* _题目_
请将下面所有的行以Markdown表格的形式列出，两列分别为“行号”和“内容”，空行略去。图片不要放进表格。

::::

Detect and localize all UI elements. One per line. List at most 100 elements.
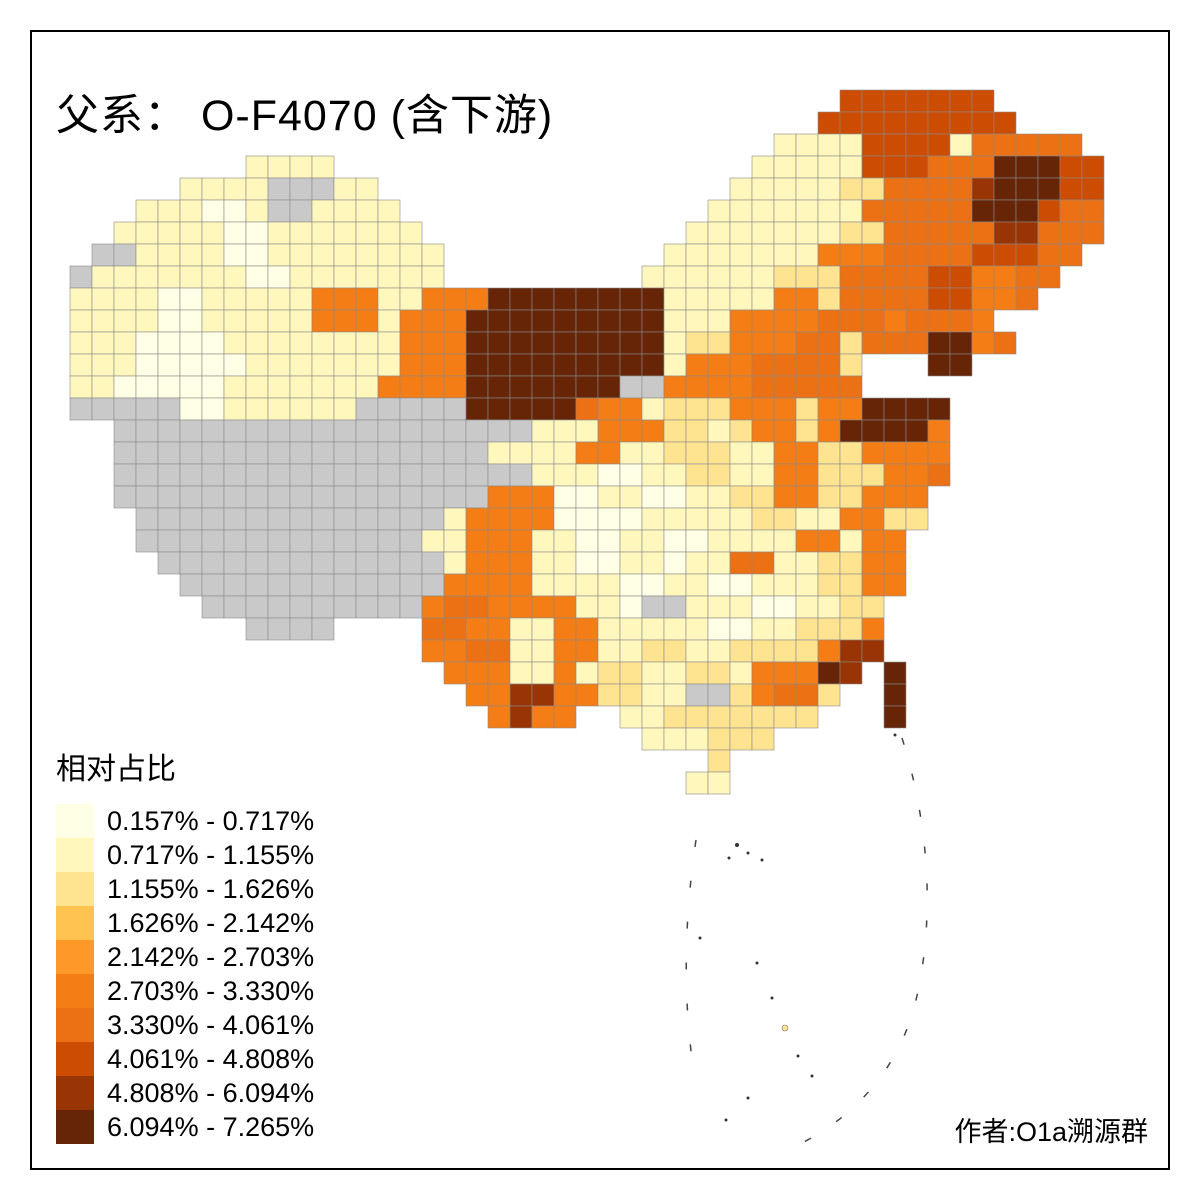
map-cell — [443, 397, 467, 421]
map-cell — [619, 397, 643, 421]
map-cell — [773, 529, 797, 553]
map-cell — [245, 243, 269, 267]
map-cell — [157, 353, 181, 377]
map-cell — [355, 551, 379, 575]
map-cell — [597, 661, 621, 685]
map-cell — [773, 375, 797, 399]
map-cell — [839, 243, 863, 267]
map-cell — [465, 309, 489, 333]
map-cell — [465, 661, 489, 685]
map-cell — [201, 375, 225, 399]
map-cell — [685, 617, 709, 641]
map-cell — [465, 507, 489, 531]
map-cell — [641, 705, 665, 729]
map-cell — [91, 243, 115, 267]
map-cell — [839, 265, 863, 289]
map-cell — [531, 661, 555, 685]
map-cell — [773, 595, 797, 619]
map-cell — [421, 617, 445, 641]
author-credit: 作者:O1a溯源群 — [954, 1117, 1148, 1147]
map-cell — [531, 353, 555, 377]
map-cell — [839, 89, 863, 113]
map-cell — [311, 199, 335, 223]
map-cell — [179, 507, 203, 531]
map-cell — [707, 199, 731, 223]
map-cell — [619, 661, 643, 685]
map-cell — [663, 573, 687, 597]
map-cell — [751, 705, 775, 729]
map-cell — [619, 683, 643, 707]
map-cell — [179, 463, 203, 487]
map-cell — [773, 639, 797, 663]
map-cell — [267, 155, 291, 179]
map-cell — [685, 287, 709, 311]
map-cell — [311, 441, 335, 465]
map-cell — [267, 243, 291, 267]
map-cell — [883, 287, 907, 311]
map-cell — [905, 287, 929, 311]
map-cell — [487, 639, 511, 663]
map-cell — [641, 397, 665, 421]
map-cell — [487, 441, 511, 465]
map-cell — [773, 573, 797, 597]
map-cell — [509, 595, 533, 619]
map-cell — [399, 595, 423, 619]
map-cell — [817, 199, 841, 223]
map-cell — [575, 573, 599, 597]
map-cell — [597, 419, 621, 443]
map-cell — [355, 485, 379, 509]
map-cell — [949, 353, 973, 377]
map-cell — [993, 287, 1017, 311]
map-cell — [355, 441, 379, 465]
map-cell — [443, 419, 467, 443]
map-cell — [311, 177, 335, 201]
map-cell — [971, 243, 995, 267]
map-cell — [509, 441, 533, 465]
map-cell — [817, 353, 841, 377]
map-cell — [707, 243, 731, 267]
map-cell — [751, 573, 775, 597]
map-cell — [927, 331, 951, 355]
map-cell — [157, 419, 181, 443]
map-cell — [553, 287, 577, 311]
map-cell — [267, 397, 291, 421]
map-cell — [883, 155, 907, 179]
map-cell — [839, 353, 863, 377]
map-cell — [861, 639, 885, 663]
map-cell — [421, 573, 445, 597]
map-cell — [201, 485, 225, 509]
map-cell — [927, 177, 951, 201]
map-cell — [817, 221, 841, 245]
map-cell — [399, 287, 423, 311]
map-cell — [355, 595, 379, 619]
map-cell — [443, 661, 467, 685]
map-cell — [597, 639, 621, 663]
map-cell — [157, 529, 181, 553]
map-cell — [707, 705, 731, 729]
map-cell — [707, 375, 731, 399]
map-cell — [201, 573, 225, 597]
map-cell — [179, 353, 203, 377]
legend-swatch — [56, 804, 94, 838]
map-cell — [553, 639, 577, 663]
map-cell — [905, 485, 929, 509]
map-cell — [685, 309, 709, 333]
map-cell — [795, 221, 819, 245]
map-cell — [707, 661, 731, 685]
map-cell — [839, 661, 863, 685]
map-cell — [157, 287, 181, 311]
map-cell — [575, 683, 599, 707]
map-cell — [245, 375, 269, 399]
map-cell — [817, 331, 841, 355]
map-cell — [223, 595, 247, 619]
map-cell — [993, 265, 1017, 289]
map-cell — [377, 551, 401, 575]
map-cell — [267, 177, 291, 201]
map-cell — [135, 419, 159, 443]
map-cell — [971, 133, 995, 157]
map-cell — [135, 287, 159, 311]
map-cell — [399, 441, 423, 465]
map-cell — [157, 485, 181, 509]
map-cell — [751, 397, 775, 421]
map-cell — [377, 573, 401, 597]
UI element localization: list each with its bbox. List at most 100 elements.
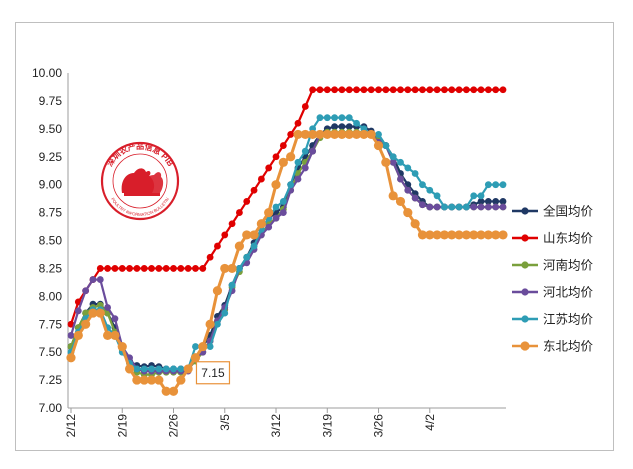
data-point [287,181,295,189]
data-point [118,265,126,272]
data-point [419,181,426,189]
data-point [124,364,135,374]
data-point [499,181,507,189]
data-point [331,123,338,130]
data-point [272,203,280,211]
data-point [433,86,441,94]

::::

* _练习答案_
| 行号 | 内容 |
|---|---|
| 1 | Detect and localize all UI elements. One per line. List at most 100 elements. |
| 2 | map-cell — [443, 397, 467, 421] |
| 3 | map-cell — [619, 397, 643, 421] |
| 4 | map-cell — [773, 529, 797, 553] |
| 5 | map-cell — [245, 243, 269, 267] |
| 6 | map-cell — [157, 353, 181, 377] |
| 7 | map-cell — [355, 551, 379, 575] |
| 8 | map-cell — [597, 661, 621, 685] |
| 9 | map-cell — [773, 375, 797, 399] |
| 10 | map-cell — [839, 243, 863, 267] |
| 11 | map-cell — [465, 309, 489, 333] |
| 12 | map-cell — [465, 661, 489, 685] |
| 13 | map-cell — [201, 375, 225, 399] |
| 14 | map-cell — [685, 617, 709, 641] |
| 15 | map-cell — [465, 507, 489, 531] |
| 16 | map-cell — [641, 705, 665, 729] |
| 17 | map-cell — [91, 243, 115, 267] |
| 18 | map-cell — [839, 265, 863, 289] |
| 19 | map-cell — [531, 661, 555, 685] |
| 20 | map-cell — [773, 595, 797, 619] |
| 21 | map-cell — [421, 617, 445, 641] |
| 22 | author-credit: 作者:O1a溯源群 — [954, 1117, 1148, 1147] |
| 23 | map-cell — [531, 353, 555, 377] |
| 24 | map-cell — [839, 89, 863, 113] |
| 25 | map-cell — [311, 199, 335, 223] |
| 26 | map-cell — [179, 507, 203, 531] |
| 27 | map-cell — [707, 199, 731, 223] |
| 28 | map-cell — [619, 661, 643, 685] |
| 29 | map-cell — [663, 573, 687, 597] |
| 30 | map-cell — [751, 705, 775, 729] |
| 31 | map-cell — [619, 683, 643, 707] |
| 32 | map-cell — [179, 463, 203, 487] |
| 33 | map-cell — [773, 639, 797, 663] |
| 34 | map-cell — [267, 155, 291, 179] |
| 35 | map-cell — [685, 287, 709, 311] |
| 36 | map-cell — [311, 441, 335, 465] |
| 37 | map-cell — [267, 243, 291, 267] |
| 38 | map-cell — [883, 287, 907, 311] |
| 39 | map-cell — [905, 287, 929, 311] |
| 40 | map-cell — [487, 639, 511, 663] |
| 41 | map-cell — [641, 397, 665, 421] |
| 42 | map-cell — [487, 441, 511, 465] |
| 43 | map-cell — [773, 573, 797, 597] |
| 44 | map-cell — [509, 595, 533, 619] |
| 45 | map-cell — [399, 595, 423, 619] |
| 46 | map-cell — [817, 199, 841, 223] |
| 47 | map-cell — [575, 573, 599, 597] |
| 48 | map-cell — [597, 419, 621, 443] |
| 49 | map-cell — [355, 485, 379, 509] |
| 50 | map-cell — [949, 353, 973, 377] |
| 51 | map-cell — [993, 287, 1017, 311] |
| 52 | map-cell — [355, 441, 379, 465] |
| 53 | map-cell — [443, 419, 467, 443] |
| 54 | map-cell — [311, 177, 335, 201] |
| 55 | map-cell — [971, 243, 995, 267] |
| 56 | map-cell — [509, 441, 533, 465] |
| 57 | map-cell — [817, 353, 841, 377] |
| 58 | map-cell — [707, 243, 731, 267] |
| 59 | map-cell — [751, 573, 775, 597] |
| 60 | map-cell — [927, 331, 951, 355] |
| 61 | map-cell — [157, 419, 181, 443] |
| 62 | map-cell — [553, 287, 577, 311] |
| 63 | map-cell — [267, 397, 291, 421] |
| 64 | map-cell — [883, 155, 907, 179] |
| 65 | map-cell — [839, 353, 863, 377] |
| 66 | map-cell — [861, 639, 885, 663] |
| 67 | map-cell — [421, 573, 445, 597] |
| 68 | map-cell — [201, 485, 225, 509] |
| 69 | map-cell — [927, 177, 951, 201] |
| 70 | map-cell — [817, 221, 841, 245] |
| 71 | map-cell — [399, 287, 423, 311] |
| 72 | map-cell — [355, 595, 379, 619] |
| 73 | map-cell — [443, 661, 467, 685] |
| 74 | map-cell — [597, 639, 621, 663] |
| 75 | map-cell — [157, 529, 181, 553] |
| 76 | map-cell — [707, 705, 731, 729] |
| 77 | map-cell — [707, 375, 731, 399] |
| 78 | map-cell — [201, 573, 225, 597] |
| 79 | map-cell — [179, 353, 203, 377] |
| 80 | legend-swatch — [56, 804, 94, 838] |
| 81 | map-cell — [553, 639, 577, 663] |
| 82 | map-cell — [905, 485, 929, 509] |
| 83 | map-cell — [685, 309, 709, 333] |
| 84 | map-cell — [795, 221, 819, 245] |
| 85 | map-cell — [707, 661, 731, 685] |
| 86 | map-cell — [839, 661, 863, 685] |
| 87 | map-cell — [157, 287, 181, 311] |
| 88 | map-cell — [575, 683, 599, 707] |
| 89 | map-cell — [245, 375, 269, 399] |
| 90 | map-cell — [817, 331, 841, 355] |
| 91 | map-cell — [223, 595, 247, 619] |
| 92 | map-cell — [993, 265, 1017, 289] |
| 93 | map-cell — [377, 551, 401, 575] |
| 94 | map-cell — [267, 177, 291, 201] |
| 95 | map-cell — [135, 419, 159, 443] |
| 96 | map-cell — [971, 133, 995, 157] |
| 97 | map-cell — [135, 287, 159, 311] |
| 98 | map-cell — [399, 441, 423, 465] |
| 99 | map-cell — [157, 485, 181, 509] |
| 100 | map-cell — [751, 397, 775, 421] |
| 101 | map-cell — [377, 573, 401, 597] |
| 102 | UI element localization: list each with its bbox. List at most 100 elements. |
| 103 | data-point [287,181,295,189] |
| 104 | data-point [118,265,126,272] |
| 105 | data-point [419,181,426,189] |
| 106 | data-point [124,364,135,374] |
| 107 | data-point [499,181,507,189] |
| 108 | data-point [331,123,338,130] |
| 109 | data-point [272,203,280,211] |
| 110 | data-point [433,86,441,94] |